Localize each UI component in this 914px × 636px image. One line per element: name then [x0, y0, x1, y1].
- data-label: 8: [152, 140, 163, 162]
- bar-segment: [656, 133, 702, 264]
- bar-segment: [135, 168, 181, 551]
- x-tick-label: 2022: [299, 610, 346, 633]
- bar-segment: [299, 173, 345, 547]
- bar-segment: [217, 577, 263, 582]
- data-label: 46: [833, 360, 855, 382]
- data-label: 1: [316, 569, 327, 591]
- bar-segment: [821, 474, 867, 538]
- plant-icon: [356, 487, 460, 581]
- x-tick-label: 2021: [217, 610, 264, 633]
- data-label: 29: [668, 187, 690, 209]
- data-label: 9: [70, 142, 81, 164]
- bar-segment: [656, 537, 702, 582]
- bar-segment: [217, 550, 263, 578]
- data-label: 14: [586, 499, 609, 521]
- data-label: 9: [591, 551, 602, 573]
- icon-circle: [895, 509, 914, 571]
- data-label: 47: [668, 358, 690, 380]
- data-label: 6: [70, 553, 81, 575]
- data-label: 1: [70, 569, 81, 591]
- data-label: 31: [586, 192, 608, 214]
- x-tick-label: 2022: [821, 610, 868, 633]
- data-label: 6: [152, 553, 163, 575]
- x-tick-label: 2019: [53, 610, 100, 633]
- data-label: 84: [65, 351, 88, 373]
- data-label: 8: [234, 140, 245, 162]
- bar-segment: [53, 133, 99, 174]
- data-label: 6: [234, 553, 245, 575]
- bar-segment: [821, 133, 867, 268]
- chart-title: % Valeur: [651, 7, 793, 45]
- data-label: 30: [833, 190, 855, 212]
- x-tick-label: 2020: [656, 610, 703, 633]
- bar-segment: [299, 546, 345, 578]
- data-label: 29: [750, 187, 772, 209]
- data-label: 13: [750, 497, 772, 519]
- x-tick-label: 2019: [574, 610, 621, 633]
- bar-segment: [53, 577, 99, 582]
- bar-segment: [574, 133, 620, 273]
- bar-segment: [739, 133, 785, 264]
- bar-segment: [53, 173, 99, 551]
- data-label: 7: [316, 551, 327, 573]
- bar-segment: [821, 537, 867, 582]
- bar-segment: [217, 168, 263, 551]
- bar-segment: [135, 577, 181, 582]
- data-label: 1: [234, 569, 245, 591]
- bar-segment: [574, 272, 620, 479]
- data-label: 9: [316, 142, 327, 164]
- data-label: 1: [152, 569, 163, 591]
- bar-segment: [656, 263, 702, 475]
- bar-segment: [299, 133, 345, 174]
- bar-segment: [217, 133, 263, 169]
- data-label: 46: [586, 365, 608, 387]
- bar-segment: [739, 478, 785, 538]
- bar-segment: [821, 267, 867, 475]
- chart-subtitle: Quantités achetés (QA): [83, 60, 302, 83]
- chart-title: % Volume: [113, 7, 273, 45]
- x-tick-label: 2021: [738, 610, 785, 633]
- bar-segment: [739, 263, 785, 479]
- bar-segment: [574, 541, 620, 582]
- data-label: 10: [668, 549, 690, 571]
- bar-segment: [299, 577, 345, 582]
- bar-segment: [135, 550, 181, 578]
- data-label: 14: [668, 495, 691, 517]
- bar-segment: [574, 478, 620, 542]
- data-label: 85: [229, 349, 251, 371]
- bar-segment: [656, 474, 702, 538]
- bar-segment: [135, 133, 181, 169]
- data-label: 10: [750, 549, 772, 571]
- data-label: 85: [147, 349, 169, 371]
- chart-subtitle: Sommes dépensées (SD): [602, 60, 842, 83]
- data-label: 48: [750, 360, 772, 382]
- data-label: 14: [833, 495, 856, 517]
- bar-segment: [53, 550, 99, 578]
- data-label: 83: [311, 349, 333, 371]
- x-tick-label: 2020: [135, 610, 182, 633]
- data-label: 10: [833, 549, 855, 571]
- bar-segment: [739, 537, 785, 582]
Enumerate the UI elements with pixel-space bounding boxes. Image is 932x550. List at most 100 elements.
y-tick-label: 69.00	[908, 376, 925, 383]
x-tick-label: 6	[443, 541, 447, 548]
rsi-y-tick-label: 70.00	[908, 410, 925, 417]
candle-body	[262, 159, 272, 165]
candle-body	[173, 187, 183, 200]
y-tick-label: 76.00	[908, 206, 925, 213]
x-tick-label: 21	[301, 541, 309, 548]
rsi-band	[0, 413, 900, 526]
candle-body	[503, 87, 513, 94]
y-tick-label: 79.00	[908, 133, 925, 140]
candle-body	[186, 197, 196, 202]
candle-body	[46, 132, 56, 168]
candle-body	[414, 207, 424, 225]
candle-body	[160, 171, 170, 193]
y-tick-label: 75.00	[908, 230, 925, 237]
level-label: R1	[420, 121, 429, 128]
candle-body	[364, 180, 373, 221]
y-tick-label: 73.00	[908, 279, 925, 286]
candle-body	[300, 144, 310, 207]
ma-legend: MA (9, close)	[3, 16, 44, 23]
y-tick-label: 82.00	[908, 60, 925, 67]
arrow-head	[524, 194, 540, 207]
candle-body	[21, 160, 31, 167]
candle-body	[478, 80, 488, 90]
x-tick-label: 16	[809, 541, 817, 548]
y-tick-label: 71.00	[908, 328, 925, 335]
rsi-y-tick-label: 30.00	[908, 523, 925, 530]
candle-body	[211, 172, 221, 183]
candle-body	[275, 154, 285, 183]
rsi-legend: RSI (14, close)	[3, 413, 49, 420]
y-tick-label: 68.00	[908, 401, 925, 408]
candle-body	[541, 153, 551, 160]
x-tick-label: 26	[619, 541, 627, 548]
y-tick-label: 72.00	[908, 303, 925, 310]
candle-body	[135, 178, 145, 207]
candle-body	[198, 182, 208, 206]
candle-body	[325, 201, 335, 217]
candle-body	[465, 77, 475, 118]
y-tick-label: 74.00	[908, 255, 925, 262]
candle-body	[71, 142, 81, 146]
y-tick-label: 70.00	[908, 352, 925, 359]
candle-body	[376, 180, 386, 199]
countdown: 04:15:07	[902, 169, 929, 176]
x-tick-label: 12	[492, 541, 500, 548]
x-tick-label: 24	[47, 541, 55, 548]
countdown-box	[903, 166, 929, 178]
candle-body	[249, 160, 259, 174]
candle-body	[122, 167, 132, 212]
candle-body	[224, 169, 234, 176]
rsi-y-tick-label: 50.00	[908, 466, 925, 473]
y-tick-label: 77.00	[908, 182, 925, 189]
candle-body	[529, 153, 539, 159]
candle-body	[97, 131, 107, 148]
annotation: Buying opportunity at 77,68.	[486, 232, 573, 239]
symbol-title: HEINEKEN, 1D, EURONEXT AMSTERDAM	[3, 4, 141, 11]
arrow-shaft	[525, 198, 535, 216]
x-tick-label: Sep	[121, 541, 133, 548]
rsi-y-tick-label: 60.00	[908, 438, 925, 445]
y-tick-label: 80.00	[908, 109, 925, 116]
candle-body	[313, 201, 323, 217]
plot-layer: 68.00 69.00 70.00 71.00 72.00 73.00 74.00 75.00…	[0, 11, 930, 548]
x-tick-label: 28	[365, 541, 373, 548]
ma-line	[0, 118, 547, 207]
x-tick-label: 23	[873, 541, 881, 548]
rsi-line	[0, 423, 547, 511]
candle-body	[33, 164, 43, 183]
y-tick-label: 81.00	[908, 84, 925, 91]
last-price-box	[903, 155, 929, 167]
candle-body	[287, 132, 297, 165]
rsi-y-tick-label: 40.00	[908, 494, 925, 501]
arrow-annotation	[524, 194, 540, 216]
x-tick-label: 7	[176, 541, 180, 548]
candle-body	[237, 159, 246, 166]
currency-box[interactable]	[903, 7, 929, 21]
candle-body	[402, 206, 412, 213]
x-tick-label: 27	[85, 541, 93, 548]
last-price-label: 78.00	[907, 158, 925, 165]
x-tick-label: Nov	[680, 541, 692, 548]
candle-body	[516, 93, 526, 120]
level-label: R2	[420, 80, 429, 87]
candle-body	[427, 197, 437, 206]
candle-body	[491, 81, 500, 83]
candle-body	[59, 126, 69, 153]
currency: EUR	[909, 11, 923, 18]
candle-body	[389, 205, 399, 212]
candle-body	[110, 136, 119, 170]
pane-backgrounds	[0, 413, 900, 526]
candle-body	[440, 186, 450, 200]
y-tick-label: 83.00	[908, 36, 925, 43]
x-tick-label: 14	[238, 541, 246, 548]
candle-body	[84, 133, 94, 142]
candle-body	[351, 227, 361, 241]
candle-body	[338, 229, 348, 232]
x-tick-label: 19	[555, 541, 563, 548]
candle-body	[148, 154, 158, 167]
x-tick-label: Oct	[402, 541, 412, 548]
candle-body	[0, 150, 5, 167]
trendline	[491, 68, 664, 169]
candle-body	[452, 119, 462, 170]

• • • • •

INSTRUCTIONS FOR THE TASK: Reproduce the lines above word for word, from the very first line through the line with "- data-label: 1: [152, 569, 163, 591]", including both of them.

WRITTEN ANSWER:
Localize each UI component in this 914px × 636px image. One line per element: name then [x0, y0, x1, y1].
- data-label: 8: [152, 140, 163, 162]
- bar-segment: [656, 133, 702, 264]
- bar-segment: [135, 168, 181, 551]
- x-tick-label: 2022: [299, 610, 346, 633]
- bar-segment: [299, 173, 345, 547]
- bar-segment: [217, 577, 263, 582]
- data-label: 46: [833, 360, 855, 382]
- data-label: 1: [316, 569, 327, 591]
- bar-segment: [821, 474, 867, 538]
- plant-icon: [356, 487, 460, 581]
- x-tick-label: 2021: [217, 610, 264, 633]
- data-label: 29: [668, 187, 690, 209]
- data-label: 9: [70, 142, 81, 164]
- bar-segment: [656, 537, 702, 582]
- bar-segment: [217, 550, 263, 578]
- data-label: 14: [586, 499, 609, 521]
- data-label: 9: [591, 551, 602, 573]
- icon-circle: [895, 509, 914, 571]
- data-label: 47: [668, 358, 690, 380]
- data-label: 6: [70, 553, 81, 575]
- data-label: 1: [70, 569, 81, 591]
- data-label: 31: [586, 192, 608, 214]
- x-tick-label: 2022: [821, 610, 868, 633]
- data-label: 6: [152, 553, 163, 575]
- x-tick-label: 2019: [53, 610, 100, 633]
- data-label: 84: [65, 351, 88, 373]
- data-label: 8: [234, 140, 245, 162]
- bar-segment: [53, 133, 99, 174]
- data-label: 6: [234, 553, 245, 575]
- bar-segment: [821, 133, 867, 268]
- chart-title: % Valeur: [651, 7, 793, 45]
- data-label: 30: [833, 190, 855, 212]
- x-tick-label: 2020: [656, 610, 703, 633]
- bar-segment: [299, 546, 345, 578]
- data-label: 29: [750, 187, 772, 209]
- data-label: 13: [750, 497, 772, 519]
- x-tick-label: 2019: [574, 610, 621, 633]
- bar-segment: [53, 577, 99, 582]
- bar-segment: [574, 133, 620, 273]
- bar-segment: [739, 133, 785, 264]
- bar-segment: [53, 173, 99, 551]
- data-label: 7: [316, 551, 327, 573]
- bar-segment: [821, 537, 867, 582]
- bar-segment: [217, 168, 263, 551]
- bar-segment: [135, 577, 181, 582]
- data-label: 1: [234, 569, 245, 591]
- bar-segment: [574, 272, 620, 479]
- data-label: 9: [316, 142, 327, 164]
- data-label: 1: [152, 569, 163, 591]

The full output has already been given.